PROBLEM REQUIREMENTS => Records follow. Pull out every line that contains "occupations".

PROVIDED INFORMATION =>
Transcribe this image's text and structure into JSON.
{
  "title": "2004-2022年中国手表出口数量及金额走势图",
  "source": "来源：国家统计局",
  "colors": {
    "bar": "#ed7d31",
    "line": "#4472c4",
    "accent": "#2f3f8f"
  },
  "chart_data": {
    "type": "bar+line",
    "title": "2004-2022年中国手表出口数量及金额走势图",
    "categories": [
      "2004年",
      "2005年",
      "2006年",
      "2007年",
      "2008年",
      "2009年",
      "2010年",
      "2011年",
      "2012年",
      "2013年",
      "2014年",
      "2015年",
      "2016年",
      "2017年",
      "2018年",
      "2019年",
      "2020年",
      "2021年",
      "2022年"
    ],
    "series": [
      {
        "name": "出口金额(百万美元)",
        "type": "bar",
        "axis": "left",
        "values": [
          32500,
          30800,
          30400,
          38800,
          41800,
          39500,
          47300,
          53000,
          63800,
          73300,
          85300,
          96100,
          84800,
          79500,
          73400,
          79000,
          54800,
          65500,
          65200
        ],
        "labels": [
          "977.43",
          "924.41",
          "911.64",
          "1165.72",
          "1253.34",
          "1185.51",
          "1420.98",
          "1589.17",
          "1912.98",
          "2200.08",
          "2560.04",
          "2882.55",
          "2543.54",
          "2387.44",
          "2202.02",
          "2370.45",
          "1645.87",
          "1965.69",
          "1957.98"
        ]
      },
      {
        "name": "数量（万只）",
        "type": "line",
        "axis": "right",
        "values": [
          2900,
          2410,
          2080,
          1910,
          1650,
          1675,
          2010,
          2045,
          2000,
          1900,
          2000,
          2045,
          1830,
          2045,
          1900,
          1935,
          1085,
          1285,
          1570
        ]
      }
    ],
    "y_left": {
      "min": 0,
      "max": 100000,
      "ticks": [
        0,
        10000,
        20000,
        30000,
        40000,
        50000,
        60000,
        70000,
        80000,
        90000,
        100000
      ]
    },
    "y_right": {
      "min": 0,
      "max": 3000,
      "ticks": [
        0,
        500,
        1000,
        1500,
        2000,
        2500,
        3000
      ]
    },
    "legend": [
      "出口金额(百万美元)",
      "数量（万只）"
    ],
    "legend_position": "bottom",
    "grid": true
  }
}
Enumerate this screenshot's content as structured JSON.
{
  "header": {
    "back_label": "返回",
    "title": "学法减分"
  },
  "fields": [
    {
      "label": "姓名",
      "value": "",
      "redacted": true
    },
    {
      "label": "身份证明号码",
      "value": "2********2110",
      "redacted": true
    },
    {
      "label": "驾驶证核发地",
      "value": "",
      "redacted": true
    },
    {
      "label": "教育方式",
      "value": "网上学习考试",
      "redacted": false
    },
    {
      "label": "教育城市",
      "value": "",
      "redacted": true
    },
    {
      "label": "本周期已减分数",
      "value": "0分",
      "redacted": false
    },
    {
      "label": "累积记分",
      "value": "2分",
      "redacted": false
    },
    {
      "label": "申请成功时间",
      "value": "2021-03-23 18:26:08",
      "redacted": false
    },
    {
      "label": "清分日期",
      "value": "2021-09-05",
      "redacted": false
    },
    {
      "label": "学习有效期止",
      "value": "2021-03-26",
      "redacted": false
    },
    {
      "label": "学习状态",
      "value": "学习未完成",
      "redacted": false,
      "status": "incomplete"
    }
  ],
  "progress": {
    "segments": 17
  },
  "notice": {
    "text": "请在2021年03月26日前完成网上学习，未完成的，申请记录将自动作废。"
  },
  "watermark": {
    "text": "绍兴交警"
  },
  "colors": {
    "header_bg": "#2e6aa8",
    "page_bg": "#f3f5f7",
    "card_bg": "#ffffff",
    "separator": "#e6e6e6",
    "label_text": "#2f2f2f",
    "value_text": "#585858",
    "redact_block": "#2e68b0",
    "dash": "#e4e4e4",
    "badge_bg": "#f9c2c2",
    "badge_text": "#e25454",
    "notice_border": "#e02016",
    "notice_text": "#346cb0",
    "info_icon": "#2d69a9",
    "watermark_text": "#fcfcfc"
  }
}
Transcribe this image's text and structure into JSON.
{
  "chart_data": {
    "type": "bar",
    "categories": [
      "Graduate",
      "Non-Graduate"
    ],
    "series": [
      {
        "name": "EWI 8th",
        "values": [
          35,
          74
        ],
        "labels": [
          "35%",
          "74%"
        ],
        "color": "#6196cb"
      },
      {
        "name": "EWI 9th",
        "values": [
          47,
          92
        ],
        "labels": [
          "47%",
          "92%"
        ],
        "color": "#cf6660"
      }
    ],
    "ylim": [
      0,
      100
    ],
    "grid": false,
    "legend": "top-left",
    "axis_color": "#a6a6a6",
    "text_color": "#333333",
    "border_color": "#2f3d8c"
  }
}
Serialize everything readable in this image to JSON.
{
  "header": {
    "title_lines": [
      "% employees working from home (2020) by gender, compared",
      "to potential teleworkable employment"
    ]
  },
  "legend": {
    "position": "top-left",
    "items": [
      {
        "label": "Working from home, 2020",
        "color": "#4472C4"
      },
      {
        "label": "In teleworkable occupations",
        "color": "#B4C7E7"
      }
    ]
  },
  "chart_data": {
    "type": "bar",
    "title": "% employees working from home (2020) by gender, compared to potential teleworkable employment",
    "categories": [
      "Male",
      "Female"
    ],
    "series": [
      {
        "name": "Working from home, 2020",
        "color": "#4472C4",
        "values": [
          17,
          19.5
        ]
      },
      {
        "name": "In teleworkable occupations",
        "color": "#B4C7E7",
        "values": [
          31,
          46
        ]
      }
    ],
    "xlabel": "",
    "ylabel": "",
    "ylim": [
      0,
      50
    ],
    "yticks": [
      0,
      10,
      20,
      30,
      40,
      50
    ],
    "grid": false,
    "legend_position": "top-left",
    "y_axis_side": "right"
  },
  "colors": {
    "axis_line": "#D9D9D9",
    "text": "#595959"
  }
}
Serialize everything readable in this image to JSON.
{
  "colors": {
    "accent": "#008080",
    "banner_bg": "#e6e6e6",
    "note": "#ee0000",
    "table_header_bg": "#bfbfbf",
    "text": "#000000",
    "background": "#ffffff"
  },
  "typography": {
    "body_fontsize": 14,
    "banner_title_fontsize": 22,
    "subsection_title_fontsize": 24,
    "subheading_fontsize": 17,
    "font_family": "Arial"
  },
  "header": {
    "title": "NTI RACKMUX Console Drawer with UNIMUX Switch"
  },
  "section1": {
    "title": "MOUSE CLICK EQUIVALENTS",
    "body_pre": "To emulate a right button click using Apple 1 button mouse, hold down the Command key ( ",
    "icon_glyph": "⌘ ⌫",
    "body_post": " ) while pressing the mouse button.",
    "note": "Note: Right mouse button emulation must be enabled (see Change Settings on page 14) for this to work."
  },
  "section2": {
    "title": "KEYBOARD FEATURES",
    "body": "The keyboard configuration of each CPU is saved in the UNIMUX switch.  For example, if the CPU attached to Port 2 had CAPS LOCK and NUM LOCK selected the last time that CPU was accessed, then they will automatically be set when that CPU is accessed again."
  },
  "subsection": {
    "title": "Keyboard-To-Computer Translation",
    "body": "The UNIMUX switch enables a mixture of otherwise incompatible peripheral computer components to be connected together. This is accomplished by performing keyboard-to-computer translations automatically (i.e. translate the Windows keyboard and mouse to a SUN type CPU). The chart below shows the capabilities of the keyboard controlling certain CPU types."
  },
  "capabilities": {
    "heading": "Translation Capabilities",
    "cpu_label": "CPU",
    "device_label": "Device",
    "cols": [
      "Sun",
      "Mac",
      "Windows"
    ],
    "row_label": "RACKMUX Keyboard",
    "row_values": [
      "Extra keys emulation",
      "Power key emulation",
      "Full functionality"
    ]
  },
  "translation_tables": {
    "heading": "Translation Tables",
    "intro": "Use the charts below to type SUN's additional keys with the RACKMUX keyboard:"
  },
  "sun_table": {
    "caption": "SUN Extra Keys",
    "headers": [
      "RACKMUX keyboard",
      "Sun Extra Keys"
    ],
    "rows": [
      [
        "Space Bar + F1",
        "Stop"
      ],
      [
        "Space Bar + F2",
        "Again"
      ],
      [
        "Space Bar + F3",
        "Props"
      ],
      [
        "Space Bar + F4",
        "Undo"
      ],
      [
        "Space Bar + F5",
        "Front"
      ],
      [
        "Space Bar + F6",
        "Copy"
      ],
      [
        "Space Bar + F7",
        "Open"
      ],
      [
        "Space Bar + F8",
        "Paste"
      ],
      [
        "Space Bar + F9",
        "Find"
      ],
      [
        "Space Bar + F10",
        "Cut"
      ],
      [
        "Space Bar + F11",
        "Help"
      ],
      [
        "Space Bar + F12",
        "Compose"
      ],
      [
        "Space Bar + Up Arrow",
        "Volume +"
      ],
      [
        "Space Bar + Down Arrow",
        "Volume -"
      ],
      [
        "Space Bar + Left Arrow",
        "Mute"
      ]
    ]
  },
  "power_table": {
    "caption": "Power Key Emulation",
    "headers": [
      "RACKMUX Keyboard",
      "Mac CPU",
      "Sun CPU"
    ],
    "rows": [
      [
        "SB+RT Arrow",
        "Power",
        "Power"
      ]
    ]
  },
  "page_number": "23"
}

ANSWER TO THE TASK =>
        "label": "In teleworkable occupations",
        "name": "In teleworkable occupations",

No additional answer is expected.